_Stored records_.
⁂
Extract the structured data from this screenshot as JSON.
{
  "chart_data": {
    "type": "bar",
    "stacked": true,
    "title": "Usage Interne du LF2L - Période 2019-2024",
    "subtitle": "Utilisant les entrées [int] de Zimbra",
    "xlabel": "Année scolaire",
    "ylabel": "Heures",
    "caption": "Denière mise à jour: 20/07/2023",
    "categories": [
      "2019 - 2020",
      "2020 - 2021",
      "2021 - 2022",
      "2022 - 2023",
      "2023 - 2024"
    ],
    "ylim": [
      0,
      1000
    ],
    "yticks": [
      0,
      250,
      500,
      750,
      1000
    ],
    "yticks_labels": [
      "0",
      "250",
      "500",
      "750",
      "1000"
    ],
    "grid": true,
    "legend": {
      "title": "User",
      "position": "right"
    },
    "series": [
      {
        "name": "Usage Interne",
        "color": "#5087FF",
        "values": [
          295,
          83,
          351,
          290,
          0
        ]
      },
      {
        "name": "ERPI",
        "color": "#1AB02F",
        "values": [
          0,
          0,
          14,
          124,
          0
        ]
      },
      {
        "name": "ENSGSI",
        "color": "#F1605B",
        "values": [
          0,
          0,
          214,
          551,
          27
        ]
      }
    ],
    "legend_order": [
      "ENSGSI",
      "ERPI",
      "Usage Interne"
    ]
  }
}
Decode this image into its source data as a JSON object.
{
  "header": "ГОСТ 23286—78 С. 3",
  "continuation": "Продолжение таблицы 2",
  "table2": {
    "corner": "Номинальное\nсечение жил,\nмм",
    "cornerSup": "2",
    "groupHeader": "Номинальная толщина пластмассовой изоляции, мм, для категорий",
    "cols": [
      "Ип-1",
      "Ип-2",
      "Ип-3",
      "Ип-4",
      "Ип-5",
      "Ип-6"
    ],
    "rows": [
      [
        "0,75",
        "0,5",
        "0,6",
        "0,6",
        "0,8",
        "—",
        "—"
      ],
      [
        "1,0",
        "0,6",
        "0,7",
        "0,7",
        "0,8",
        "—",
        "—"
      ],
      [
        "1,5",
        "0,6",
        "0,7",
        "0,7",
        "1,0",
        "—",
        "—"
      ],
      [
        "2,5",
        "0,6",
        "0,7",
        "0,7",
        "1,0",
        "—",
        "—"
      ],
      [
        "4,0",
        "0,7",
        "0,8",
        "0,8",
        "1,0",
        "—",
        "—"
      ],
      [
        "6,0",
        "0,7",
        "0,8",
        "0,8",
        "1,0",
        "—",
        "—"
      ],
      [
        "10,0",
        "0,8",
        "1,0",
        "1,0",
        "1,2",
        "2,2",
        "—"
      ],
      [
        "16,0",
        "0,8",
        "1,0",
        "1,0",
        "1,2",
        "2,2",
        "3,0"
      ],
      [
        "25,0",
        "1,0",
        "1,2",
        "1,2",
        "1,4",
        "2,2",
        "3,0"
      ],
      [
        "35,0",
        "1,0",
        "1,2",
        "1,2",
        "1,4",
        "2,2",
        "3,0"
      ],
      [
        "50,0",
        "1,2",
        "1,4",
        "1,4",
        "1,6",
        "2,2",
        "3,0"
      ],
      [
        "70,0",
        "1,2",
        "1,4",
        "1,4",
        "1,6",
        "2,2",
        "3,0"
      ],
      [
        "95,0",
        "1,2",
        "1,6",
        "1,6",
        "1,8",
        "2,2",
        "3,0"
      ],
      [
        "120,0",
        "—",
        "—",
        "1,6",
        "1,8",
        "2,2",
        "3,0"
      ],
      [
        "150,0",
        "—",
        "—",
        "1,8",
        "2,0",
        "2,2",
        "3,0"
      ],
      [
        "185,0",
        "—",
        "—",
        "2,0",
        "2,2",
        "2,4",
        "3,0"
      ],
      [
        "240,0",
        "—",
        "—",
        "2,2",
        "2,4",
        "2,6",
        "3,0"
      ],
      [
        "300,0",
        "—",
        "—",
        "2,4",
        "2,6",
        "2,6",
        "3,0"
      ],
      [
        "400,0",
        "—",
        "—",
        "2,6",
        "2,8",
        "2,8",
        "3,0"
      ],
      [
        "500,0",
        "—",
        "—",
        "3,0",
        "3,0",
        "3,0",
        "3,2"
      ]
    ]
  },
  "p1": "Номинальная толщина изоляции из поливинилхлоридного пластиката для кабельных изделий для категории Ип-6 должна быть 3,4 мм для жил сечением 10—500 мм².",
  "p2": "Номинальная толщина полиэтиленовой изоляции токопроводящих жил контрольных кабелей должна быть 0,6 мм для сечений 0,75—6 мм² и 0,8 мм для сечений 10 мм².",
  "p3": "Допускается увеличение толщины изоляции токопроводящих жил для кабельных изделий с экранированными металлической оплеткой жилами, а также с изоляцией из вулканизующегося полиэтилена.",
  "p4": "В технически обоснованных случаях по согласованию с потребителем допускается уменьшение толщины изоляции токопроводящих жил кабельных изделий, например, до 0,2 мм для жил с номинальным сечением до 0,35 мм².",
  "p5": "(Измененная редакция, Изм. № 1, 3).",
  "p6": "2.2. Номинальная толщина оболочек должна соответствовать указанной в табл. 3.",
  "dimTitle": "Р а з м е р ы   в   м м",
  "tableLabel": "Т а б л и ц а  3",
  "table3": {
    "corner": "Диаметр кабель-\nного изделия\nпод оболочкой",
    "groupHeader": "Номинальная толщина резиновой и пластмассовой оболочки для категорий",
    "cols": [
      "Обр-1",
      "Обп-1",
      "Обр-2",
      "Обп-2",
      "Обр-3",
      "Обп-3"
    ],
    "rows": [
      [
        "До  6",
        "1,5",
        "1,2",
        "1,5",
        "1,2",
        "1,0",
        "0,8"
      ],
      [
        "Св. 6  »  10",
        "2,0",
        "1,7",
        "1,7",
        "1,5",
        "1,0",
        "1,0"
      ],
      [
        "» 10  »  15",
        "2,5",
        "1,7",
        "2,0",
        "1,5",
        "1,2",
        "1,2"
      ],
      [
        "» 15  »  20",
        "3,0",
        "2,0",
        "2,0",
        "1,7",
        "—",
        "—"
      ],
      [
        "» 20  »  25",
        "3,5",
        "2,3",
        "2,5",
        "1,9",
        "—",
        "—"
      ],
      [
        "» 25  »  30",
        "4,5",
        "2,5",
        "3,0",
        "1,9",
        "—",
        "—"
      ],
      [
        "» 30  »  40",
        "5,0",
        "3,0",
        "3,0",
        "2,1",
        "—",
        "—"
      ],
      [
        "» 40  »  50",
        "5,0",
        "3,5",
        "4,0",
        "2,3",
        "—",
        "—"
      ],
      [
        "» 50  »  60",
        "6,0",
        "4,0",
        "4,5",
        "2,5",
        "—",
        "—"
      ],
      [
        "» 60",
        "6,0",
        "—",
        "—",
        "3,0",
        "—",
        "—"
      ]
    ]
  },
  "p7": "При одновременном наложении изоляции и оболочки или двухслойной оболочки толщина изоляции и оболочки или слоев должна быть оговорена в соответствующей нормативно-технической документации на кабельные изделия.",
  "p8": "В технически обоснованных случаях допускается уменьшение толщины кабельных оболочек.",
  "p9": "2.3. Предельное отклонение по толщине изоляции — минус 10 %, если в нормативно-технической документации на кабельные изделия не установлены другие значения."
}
⁂
_Written exercise_. Set down the entries verbatim, leaving none out.

_Written response_.
Extract the structured data from this screenshot as JSON.
{
  "chart_data": {
    "type": "bar",
    "stacked": true,
    "title": "Usage Interne du LF2L - Période 2019-2024",
    "subtitle": "Utilisant les entrées [int] de Zimbra",
    "xlabel": "Année scolaire",
    "ylabel": "Heures",
    "caption": "Denière mise à jour: 20/07/2023",
    "categories": [
      "2019 - 2020",
      "2020 - 2021",
      "2021 - 2022",
      "2022 - 2023",
      "2023 - 2024"
    ],
    "ylim": [
      0,
      1000
    ],
    "yticks": [
      0,
      250,
      500,
      750,
      1000
    ],
    "yticks_labels": [
      "0",
      "250",
      "500",
      "750",
      "1000"
    ],
    "grid": true,
    "legend": {
      "title": "User",
      "position": "right"
    },
    "series": [
      {
        "name": "Usage Interne",
        "color": "#5087FF",
        "values": [
          295,
          83,
          351,
          290,
          0
        ]
      },
      {
        "name": "ERPI",
        "color": "#1AB02F",
        "values": [
          0,
          0,
          14,
          124,
          0
        ]
      },
      {
        "name": "ENSGSI",
        "color": "#F1605B",
        "values": [
          0,
          0,
          214,
          551,
          27
        ]
      }
    ],
    "legend_order": [
      "ENSGSI",
      "ERPI",
      "Usage Interne"
    ]
  }
}
Decode this image into its source data as a JSON object.
{
  "header": "ГОСТ 23286—78 С. 3",
  "continuation": "Продолжение таблицы 2",
  "table2": {
    "corner": "Номинальное\nсечение жил,\nмм",
    "cornerSup": "2",
    "groupHeader": "Номинальная толщина пластмассовой изоляции, мм, для категорий",
    "cols": [
      "Ип-1",
      "Ип-2",
      "Ип-3",
      "Ип-4",
      "Ип-5",
      "Ип-6"
    ],
    "rows": [
      [
        "0,75",
        "0,5",
        "0,6",
        "0,6",
        "0,8",
        "—",
        "—"
      ],
      [
        "1,0",
        "0,6",
        "0,7",
        "0,7",
        "0,8",
        "—",
        "—"
      ],
      [
        "1,5",
        "0,6",
        "0,7",
        "0,7",
        "1,0",
        "—",
        "—"
      ],
      [
        "2,5",
        "0,6",
        "0,7",
        "0,7",
        "1,0",
        "—",
        "—"
      ],
      [
        "4,0",
        "0,7",
        "0,8",
        "0,8",
        "1,0",
        "—",
        "—"
      ],
      [
        "6,0",
        "0,7",
        "0,8",
        "0,8",
        "1,0",
        "—",
        "—"
      ],
      [
        "10,0",
        "0,8",
        "1,0",
        "1,0",
        "1,2",
        "2,2",
        "—"
      ],
      [
        "16,0",
        "0,8",
        "1,0",
        "1,0",
        "1,2",
        "2,2",
        "3,0"
      ],
      [
        "25,0",
        "1,0",
        "1,2",
        "1,2",
        "1,4",
        "2,2",
        "3,0"
      ],
      [
        "35,0",
        "1,0",
        "1,2",
        "1,2",
        "1,4",
        "2,2",
        "3,0"
      ],
      [
        "50,0",
        "1,2",
        "1,4",
        "1,4",
        "1,6",
        "2,2",
        "3,0"
      ],
      [
        "70,0",
        "1,2",
        "1,4",
        "1,4",
        "1,6",
        "2,2",
        "3,0"
      ],
      [
        "95,0",
        "1,2",
        "1,6",
        "1,6",
        "1,8",
        "2,2",
        "3,0"
      ],
      [
        "120,0",
        "—",
        "—",
        "1,6",
        "1,8",
        "2,2",
        "3,0"
      ],
      [
        "150,0",
        "—",
        "—",
        "1,8",
        "2,0",
        "2,2",
        "3,0"
      ],
      [
        "185,0",
        "—",
        "—",
        "2,0",
        "2,2",
        "2,4",
        "3,0"
      ],
      [
        "240,0",
        "—",
        "—",
        "2,2",
        "2,4",
        "2,6",
        "3,0"
      ],
      [
        "300,0",
        "—",
        "—",
        "2,4",
        "2,6",
        "2,6",
        "3,0"
      ],
      [
        "400,0",
        "—",
        "—",
        "2,6",
        "2,8",
        "2,8",
        "3,0"
      ],
      [
        "500,0",
        "—",
        "—",
        "3,0",
        "3,0",
        "3,0",
        "3,2"
      ]
    ]
  },
  "p1": "Номинальная толщина изоляции из поливинилхлоридного пластиката для кабельных изделий для категории Ип-6 должна быть 3,4 мм для жил сечением 10—500 мм².",
  "p2": "Номинальная толщина полиэтиленовой изоляции токопроводящих жил контрольных кабелей должна быть 0,6 мм для сечений 0,75—6 мм² и 0,8 мм для сечений 10 мм².",
  "p3": "Допускается увеличение толщины изоляции токопроводящих жил для кабельных изделий с экранированными металлической оплеткой жилами, а также с изоляцией из вулканизующегося полиэтилена.",
  "p4": "В технически обоснованных случаях по согласованию с потребителем допускается уменьшение толщины изоляции токопроводящих жил кабельных изделий, например, до 0,2 мм для жил с номинальным сечением до 0,35 мм².",
  "p5": "(Измененная редакция, Изм. № 1, 3).",
  "p6": "2.2. Номинальная толщина оболочек должна соответствовать указанной в табл. 3.",
  "dimTitle": "Р а з м е р ы   в   м м",
  "tableLabel": "Т а б л и ц а  3",
  "table3": {
    "corner": "Диаметр кабель-\nного изделия\nпод оболочкой",
    "groupHeader": "Номинальная толщина резиновой и пластмассовой оболочки для категорий",
    "cols": [
      "Обр-1",
      "Обп-1",
      "Обр-2",
      "Обп-2",
      "Обр-3",
      "Обп-3"
    ],
    "rows": [
      [
        "До  6",
        "1,5",
        "1,2",
        "1,5",
        "1,2",
        "1,0",
        "0,8"
      ],
      [
        "Св. 6  »  10",
        "2,0",
        "1,7",
        "1,7",
        "1,5",
        "1,0",
        "1,0"
      ],
      [
        "» 10  »  15",
        "2,5",
        "1,7",
        "2,0",
        "1,5",
        "1,2",
        "1,2"
      ],
      [
        "» 15  »  20",
        "3,0",
        "2,0",
        "2,0",
        "1,7",
        "—",
        "—"
      ],
      [
        "» 20  »  25",
        "3,5",
        "2,3",
        "2,5",
        "1,9",
        "—",
        "—"
      ],
      [
        "» 25  »  30",
        "4,5",
        "2,5",
        "3,0",
        "1,9",
        "—",
        "—"
      ],
      [
        "» 30  »  40",
        "5,0",
        "3,0",
        "3,0",
        "2,1",
        "—",
        "—"
      ],
      [
        "» 40  »  50",
        "5,0",
        "3,5",
        "4,0",
        "2,3",
        "—",
        "—"
      ],
      [
        "» 50  »  60",
        "6,0",
        "4,0",
        "4,5",
        "2,5",
        "—",
        "—"
      ],
      [
        "» 60",
        "6,0",
        "—",
        "—",
        "3,0",
        "—",
        "—"
      ]
    ]
  },
  "p7": "При одновременном наложении изоляции и оболочки или двухслойной оболочки толщина изоляции и оболочки или слоев должна быть оговорена в соответствующей нормативно-технической документации на кабельные изделия.",
  "p8": "В технически обоснованных случаях допускается уменьшение толщины кабельных оболочек.",
  "p9": "2.3. Предельное отклонение по толщине изоляции — минус 10 %, если в нормативно-технической документации на кабельные изделия не установлены другие значения."
}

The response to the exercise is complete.